-- begin --
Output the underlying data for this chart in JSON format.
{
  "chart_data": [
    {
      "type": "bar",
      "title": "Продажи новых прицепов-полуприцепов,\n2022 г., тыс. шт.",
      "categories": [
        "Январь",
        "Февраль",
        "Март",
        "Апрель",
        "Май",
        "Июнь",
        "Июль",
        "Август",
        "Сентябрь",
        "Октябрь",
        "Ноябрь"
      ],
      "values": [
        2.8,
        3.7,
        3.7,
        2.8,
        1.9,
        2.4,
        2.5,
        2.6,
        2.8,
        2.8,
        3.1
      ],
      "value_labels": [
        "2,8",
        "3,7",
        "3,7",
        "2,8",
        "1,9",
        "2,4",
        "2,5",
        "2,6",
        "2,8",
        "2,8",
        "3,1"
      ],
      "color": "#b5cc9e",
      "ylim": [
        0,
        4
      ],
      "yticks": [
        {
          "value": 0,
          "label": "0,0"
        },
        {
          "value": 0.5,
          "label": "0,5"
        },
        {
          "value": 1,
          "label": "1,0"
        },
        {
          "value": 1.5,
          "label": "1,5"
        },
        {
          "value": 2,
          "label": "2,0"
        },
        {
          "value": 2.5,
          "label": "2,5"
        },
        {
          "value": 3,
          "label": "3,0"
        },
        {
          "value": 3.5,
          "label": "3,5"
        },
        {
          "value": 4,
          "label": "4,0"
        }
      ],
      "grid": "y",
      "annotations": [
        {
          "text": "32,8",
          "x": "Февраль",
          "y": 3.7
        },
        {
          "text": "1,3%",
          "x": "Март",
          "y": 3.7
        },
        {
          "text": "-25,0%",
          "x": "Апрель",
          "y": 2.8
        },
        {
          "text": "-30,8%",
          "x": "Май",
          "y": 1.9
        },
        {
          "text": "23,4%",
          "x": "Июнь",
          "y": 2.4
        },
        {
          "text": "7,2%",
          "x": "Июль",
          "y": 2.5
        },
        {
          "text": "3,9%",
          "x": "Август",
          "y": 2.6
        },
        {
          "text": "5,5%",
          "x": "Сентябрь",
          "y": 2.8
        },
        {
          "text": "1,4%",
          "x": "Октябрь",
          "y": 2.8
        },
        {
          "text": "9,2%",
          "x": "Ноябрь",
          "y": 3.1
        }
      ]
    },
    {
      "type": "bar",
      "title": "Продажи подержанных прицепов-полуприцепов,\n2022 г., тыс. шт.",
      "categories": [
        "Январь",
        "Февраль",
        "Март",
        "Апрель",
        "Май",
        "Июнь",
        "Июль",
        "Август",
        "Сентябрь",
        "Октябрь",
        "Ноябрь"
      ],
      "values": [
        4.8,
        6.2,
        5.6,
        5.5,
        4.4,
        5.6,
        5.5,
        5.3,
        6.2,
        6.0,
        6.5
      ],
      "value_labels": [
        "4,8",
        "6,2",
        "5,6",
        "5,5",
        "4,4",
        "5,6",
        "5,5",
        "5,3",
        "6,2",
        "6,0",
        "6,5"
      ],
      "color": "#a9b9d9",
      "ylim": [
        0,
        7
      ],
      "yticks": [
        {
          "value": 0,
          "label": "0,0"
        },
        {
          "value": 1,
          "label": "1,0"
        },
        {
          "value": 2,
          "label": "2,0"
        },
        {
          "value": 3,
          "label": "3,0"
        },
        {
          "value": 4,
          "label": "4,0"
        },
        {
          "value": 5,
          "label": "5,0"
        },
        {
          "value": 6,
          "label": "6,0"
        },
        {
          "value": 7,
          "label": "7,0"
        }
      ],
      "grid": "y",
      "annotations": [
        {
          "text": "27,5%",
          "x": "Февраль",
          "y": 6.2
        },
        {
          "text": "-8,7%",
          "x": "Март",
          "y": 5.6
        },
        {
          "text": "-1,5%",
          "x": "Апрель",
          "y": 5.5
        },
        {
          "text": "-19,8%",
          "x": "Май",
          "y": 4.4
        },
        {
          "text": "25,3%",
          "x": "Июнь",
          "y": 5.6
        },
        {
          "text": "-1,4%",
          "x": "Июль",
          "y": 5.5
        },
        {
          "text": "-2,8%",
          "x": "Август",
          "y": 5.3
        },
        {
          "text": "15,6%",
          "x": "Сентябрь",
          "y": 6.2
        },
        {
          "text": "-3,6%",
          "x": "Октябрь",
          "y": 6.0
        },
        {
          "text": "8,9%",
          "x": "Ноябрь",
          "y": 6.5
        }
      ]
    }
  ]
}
-- end --
■ **Exercise goal**: Within the entries above, how many lines contain "title"? Respond with the number only.

■ **Solution to this exercise**: 2